* Begin Provided data *
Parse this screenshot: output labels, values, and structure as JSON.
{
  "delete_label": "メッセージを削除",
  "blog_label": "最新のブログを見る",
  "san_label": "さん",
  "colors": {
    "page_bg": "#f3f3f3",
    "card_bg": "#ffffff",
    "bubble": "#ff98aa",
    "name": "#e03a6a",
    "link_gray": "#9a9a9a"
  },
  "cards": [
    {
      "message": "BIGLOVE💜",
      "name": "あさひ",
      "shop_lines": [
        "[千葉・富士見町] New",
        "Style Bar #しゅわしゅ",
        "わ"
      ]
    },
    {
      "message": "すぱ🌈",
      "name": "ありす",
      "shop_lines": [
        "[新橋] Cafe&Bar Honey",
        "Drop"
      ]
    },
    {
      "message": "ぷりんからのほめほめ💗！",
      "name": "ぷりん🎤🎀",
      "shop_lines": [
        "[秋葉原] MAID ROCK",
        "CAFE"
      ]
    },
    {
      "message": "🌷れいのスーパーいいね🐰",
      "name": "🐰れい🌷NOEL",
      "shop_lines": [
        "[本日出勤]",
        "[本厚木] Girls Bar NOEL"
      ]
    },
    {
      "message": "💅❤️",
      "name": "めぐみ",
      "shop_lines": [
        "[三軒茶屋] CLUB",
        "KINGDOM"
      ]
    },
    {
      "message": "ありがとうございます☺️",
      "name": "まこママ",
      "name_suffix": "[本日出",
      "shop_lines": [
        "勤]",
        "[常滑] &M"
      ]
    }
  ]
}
* End Provided data *
Short problem: Write the data out again in full and exactly.

Finished exercise:
Parse this screenshot: output labels, values, and structure as JSON.
{
  "delete_label": "メッセージを削除",
  "blog_label": "最新のブログを見る",
  "san_label": "さん",
  "colors": {
    "page_bg": "#f3f3f3",
    "card_bg": "#ffffff",
    "bubble": "#ff98aa",
    "name": "#e03a6a",
    "link_gray": "#9a9a9a"
  },
  "cards": [
    {
      "message": "BIGLOVE💜",
      "name": "あさひ",
      "shop_lines": [
        "[千葉・富士見町] New",
        "Style Bar #しゅわしゅ",
        "わ"
      ]
    },
    {
      "message": "すぱ🌈",
      "name": "ありす",
      "shop_lines": [
        "[新橋] Cafe&Bar Honey",
        "Drop"
      ]
    },
    {
      "message": "ぷりんからのほめほめ💗！",
      "name": "ぷりん🎤🎀",
      "shop_lines": [
        "[秋葉原] MAID ROCK",
        "CAFE"
      ]
    },
    {
      "message": "🌷れいのスーパーいいね🐰",
      "name": "🐰れい🌷NOEL",
      "shop_lines": [
        "[本日出勤]",
        "[本厚木] Girls Bar NOEL"
      ]
    },
    {
      "message": "💅❤️",
      "name": "めぐみ",
      "shop_lines": [
        "[三軒茶屋] CLUB",
        "KINGDOM"
      ]
    },
    {
      "message": "ありがとうございます☺️",
      "name": "まこママ",
      "name_suffix": "[本日出",
      "shop_lines": [
        "勤]",
        "[常滑] &M"
      ]
    }
  ]
}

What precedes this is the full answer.